=== Work to be completed ===
Please print the full listing exactly.

=== Records supplied ===
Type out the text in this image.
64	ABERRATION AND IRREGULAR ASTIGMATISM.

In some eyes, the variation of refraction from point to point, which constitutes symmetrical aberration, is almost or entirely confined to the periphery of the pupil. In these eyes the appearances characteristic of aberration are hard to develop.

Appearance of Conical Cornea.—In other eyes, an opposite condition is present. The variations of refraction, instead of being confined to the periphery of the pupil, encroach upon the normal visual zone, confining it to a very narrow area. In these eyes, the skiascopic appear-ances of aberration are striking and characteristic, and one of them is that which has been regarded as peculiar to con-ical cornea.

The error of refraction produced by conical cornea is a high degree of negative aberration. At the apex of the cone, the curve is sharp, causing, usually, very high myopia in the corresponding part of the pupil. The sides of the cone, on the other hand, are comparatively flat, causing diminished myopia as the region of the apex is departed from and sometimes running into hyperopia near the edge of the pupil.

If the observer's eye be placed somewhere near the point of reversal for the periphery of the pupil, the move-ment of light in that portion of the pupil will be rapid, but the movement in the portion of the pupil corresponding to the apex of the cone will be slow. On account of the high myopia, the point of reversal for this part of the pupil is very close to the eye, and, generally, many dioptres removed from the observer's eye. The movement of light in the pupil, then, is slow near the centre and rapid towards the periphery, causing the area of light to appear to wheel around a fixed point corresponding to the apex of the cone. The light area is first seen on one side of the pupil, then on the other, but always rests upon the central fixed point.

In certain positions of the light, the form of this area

=== Problem solution ===
Type out the text in this image.
64	ABERRATION AND IRREGULAR ASTIGMATISM.

In some eyes, the variation of refraction from point to point, which constitutes symmetrical aberration, is almost or entirely confined to the periphery of the pupil. In these eyes the appearances characteristic of aberration are hard to develop.

Appearance of Conical Cornea.—In other eyes, an opposite condition is present. The variations of refraction, instead of being confined to the periphery of the pupil, encroach upon the normal visual zone, confining it to a very narrow area. In these eyes, the skiascopic appear-ances of aberration are striking and characteristic, and one of them is that which has been regarded as peculiar to con-ical cornea.

The error of refraction produced by conical cornea is a high degree of negative aberration. At the apex of the cone, the curve is sharp, causing, usually, very high myopia in the corresponding part of the pupil. The sides of the cone, on the other hand, are comparatively flat, causing diminished myopia as the region of the apex is departed from and sometimes running into hyperopia near the edge of the pupil.

If the observer's eye be placed somewhere near the point of reversal for the periphery of the pupil, the move-ment of light in that portion of the pupil will be rapid, but the movement in the portion of the pupil corresponding to the apex of the cone will be slow. On account of the high myopia, the point of reversal for this part of the pupil is very close to the eye, and, generally, many dioptres removed from the observer's eye. The movement of light in the pupil, then, is slow near the centre and rapid towards the periphery, causing the area of light to appear to wheel around a fixed point corresponding to the apex of the cone. The light area is first seen on one side of the pupil, then on the other, but always rests upon the central fixed point.

In certain positions of the light, the form of this area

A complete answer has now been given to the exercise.